§ **DOCUMENT SEGMENT**:
□ □ □ □ □

Learning Objectives for General AI

Derek Hoiem
Vision of Seeing
Published in
4 min readJan 2, 2020

Despite fantastic progress in machine learning methods to perform specific tasks, more general AI systems that conform to our intuition of intelligence still evade grasp. As we start 2020, long anticipated to be the the year of flying cars and robot monkey butlers, perhaps a little speculation is in order on what learning objectives could yield more general AI.

Maximum Boredom. I mean, I hope you aren’t bored yet, but that’s the learning objective — the ability to integrate new information with minimum change to the current state. Minimize surprise and novelty. For my two month old baby, that means she tries to maintain a stable representation of her environment as she looks around or is carried. When she hears a sound, ideally it will not astonish or intrigue but will have been anticipated in some sense from the information gathered so far and, thus, will cause only small change to the representation. To the fresh mind, everything is novel, interesting, surprising, and funny. To the well-learned agent, most events are predictable and, well, boring. “Nothing is new under the sun,” said the wisest man ever. It may not be fun to be bored, but it means you have mastered your environment.

Learning to maximize boredom, e.g. minimize the information gain of each new event, is more general than label prediction. In an image labeling task, the system “observes” a random image and outputs probabilities of image or pixel labels. Then, it sees a different random image. The system’s life consists of many very short episodes and, while it never really understands what is going on, it does learn to anticipate the supervised labels. Such a system has no opportunity to maximize boredom because it experiences no continuity — each new input is of a brand new environment.

Maximizing boredom is also different than image generation. On the face of it, generating an image, e.g. from a caption or description or based on purely random numbers, seems like a vision task that should lead to general representations because it seems like a perfect generator should need to encode, well, everything. The problem is that images can vary substantially in uninteresting ways or vary slightly in ways that significantly changes the meaning. In maximizing boredom, the goal is not to predict exactly what will be sensed next, but to minimize the change of internal state that is updated when sensing it.

□ □ □ □ □

§ **TASK REQUIREMENTS**:
#1 What learning objective does the article on learning objectives for general AI describe as "Maximum Boredom"?
#2 Extend the article on learning objectives for general AI, picking up right after its final sentence.
The material that follows is not needed for anything here.

§ **DATASET EXTRACT**:
□ □ □ □ □

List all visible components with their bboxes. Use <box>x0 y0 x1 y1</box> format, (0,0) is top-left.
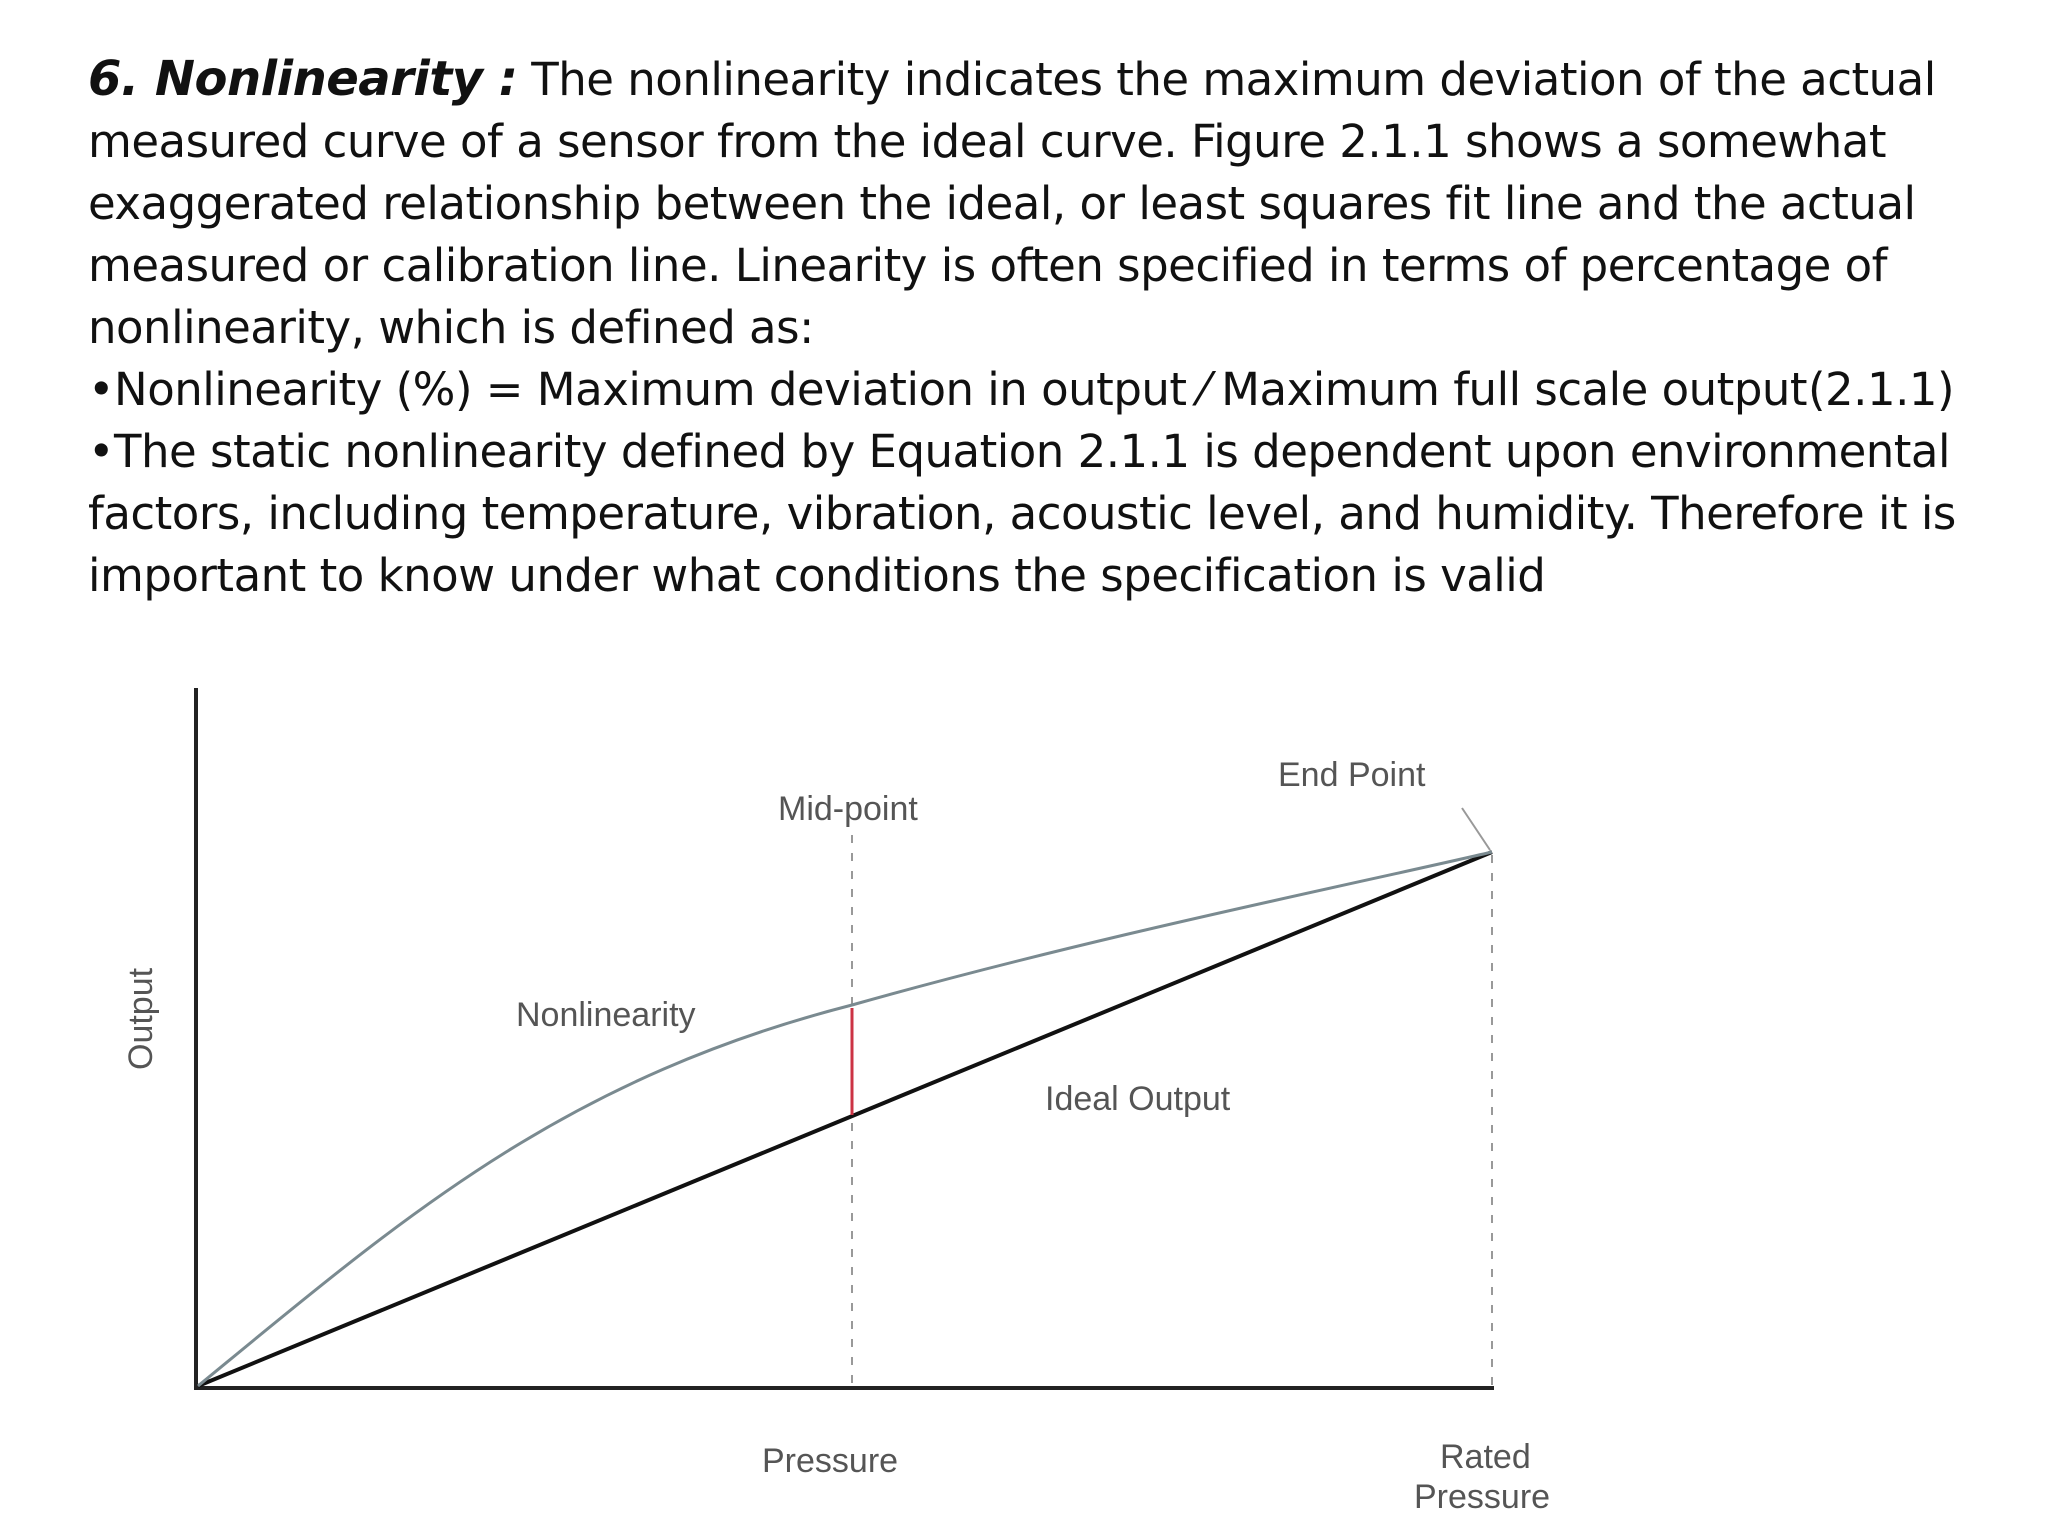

□ □ □ □ □

§ **FINAL RESULTS**:
#1 It is the ability to integrate new information with minimum change to the current state.

#2
Maximizing boredom can drive supervised learning (anticipate label from image), self-supervised learning, cross-modal learning (e.g. information produced by sound, vision, and touch should be consistent), and learning from time series.

Even if maximizing boredom is an important objective for general learning, the question remains what is the internal state. The objective could be trivialized by too limited of a state that never changes because it doesn’t encode anything. A rock could witness a host of angels proclaiming the end of the universe without as much as a blink of surprise. A trivial solution is avoided if the representation also has other goals, for example manipulating caretakers into keeping you alive and zeroing in on that bulls-eye milk source. Or a competing objective that tries not to be bored, as in curiosity-driven learning.

Learn to update a stable internal representation that is “bored” by subsequent events, while also learning to stimulate surprising events: the basis of general learning?

More broadly, learning for a general AI requires the right objectives, the right environment, and the right process:

  1. Learn to be bored: learn to produce a representation of the current environment (not of the inputs!) that is stable under multimodal inputs over time. Ideally, an agent should acquire most of the important information about its environment from a few glances, while further exploration and audio/visual/tactile input yields small refinements on that representation. This objective can’t work on its own. It needs the curiosity and task objectives below to prevent trivial solutions like getting bored by failing to modify the inputs or by not representing anything.
  2. Act curious: learn to perform actions that challenge the boredom objective by experimenting with the environment
  3. Perform tasks: learn representations of the environment that enable completing tasks, such as locomotion, identification, making people smile, etc.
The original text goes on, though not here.